Raw records:
+ + + + + + +
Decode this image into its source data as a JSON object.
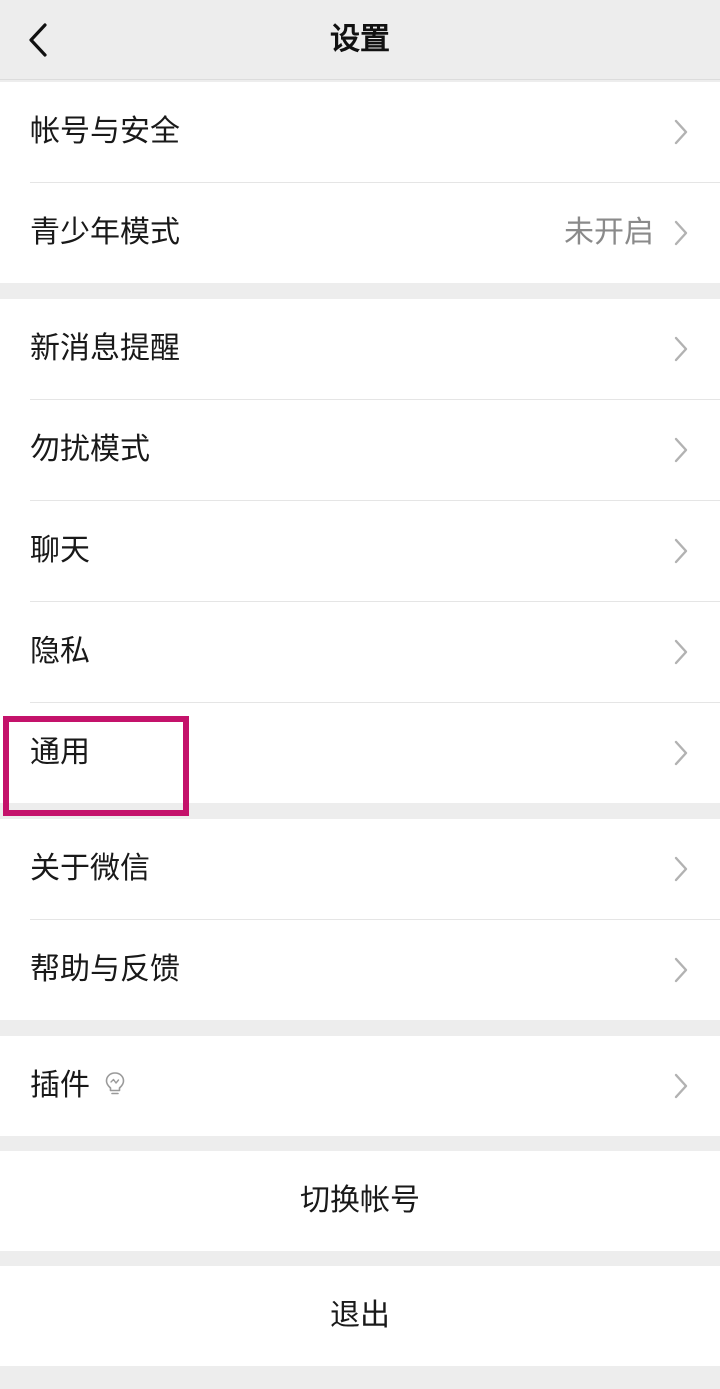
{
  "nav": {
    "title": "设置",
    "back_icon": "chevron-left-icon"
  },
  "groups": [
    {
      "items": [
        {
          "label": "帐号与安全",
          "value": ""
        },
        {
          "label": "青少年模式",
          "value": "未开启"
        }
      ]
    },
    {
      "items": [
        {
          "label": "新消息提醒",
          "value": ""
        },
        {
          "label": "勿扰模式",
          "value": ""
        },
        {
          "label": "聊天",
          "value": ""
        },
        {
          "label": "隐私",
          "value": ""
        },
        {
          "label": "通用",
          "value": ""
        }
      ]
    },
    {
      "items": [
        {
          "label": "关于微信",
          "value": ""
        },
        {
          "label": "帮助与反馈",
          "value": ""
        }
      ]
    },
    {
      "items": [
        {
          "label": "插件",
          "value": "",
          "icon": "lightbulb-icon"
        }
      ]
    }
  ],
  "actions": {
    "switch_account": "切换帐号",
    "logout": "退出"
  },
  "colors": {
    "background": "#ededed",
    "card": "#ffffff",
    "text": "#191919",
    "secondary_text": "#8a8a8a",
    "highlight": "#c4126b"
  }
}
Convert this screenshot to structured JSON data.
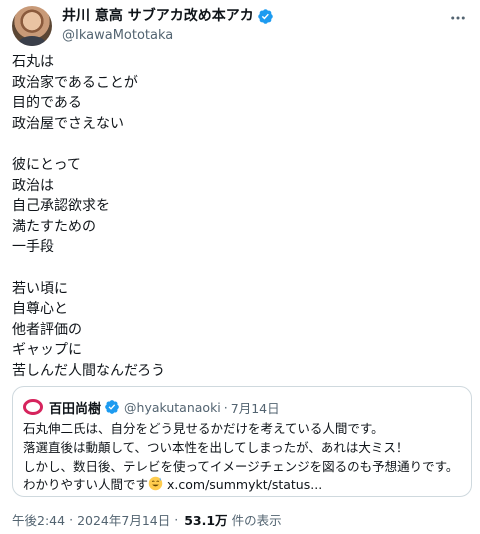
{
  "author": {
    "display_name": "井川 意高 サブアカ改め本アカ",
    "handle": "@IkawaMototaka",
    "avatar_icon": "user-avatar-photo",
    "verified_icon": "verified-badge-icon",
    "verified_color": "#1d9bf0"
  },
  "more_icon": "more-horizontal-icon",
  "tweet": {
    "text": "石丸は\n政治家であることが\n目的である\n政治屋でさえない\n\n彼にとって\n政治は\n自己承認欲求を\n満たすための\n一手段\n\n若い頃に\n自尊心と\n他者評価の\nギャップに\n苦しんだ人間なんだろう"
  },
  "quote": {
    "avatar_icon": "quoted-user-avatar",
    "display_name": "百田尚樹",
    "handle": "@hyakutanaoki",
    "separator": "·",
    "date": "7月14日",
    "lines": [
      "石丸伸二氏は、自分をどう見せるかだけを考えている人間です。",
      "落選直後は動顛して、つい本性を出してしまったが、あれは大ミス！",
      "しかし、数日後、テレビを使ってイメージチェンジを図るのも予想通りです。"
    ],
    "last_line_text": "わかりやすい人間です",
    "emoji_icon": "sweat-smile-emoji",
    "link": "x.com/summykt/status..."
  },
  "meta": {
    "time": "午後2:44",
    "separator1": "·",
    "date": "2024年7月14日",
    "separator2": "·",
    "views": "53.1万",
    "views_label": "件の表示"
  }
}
+ + + + + + +
- Directions for this task
Restate every record exactly, please; do not copy the pictures.

- Answer for the task
Decode this image into its source data as a JSON object.
{
  "nav": {
    "title": "设置",
    "back_icon": "chevron-left-icon"
  },
  "groups": [
    {
      "items": [
        {
          "label": "帐号与安全",
          "value": ""
        },
        {
          "label": "青少年模式",
          "value": "未开启"
        }
      ]
    },
    {
      "items": [
        {
          "label": "新消息提醒",
          "value": ""
        },
        {
          "label": "勿扰模式",
          "value": ""
        },
        {
          "label": "聊天",
          "value": ""
        },
        {
          "label": "隐私",
          "value": ""
        },
        {
          "label": "通用",
          "value": ""
        }
      ]
    },
    {
      "items": [
        {
          "label": "关于微信",
          "value": ""
        },
        {
          "label": "帮助与反馈",
          "value": ""
        }
      ]
    },
    {
      "items": [
        {
          "label": "插件",
          "value": "",
          "icon": "lightbulb-icon"
        }
      ]
    }
  ],
  "actions": {
    "switch_account": "切换帐号",
    "logout": "退出"
  },
  "colors": {
    "background": "#ededed",
    "card": "#ffffff",
    "text": "#191919",
    "secondary_text": "#8a8a8a",
    "highlight": "#c4126b"
  }
}
Convert this screenshot to structured JSON data.
{
  "author": {
    "display_name": "井川 意高 サブアカ改め本アカ",
    "handle": "@IkawaMototaka",
    "avatar_icon": "user-avatar-photo",
    "verified_icon": "verified-badge-icon",
    "verified_color": "#1d9bf0"
  },
  "more_icon": "more-horizontal-icon",
  "tweet": {
    "text": "石丸は\n政治家であることが\n目的である\n政治屋でさえない\n\n彼にとって\n政治は\n自己承認欲求を\n満たすための\n一手段\n\n若い頃に\n自尊心と\n他者評価の\nギャップに\n苦しんだ人間なんだろう"
  },
  "quote": {
    "avatar_icon": "quoted-user-avatar",
    "display_name": "百田尚樹",
    "handle": "@hyakutanaoki",
    "separator": "·",
    "date": "7月14日",
    "lines": [
      "石丸伸二氏は、自分をどう見せるかだけを考えている人間です。",
      "落選直後は動顛して、つい本性を出してしまったが、あれは大ミス！",
      "しかし、数日後、テレビを使ってイメージチェンジを図るのも予想通りです。"
    ],
    "last_line_text": "わかりやすい人間です",
    "emoji_icon": "sweat-smile-emoji",
    "link": "x.com/summykt/status..."
  },
  "meta": {
    "time": "午後2:44",
    "separator1": "·",
    "date": "2024年7月14日",
    "separator2": "·",
    "views": "53.1万",
    "views_label": "件の表示"
  }
}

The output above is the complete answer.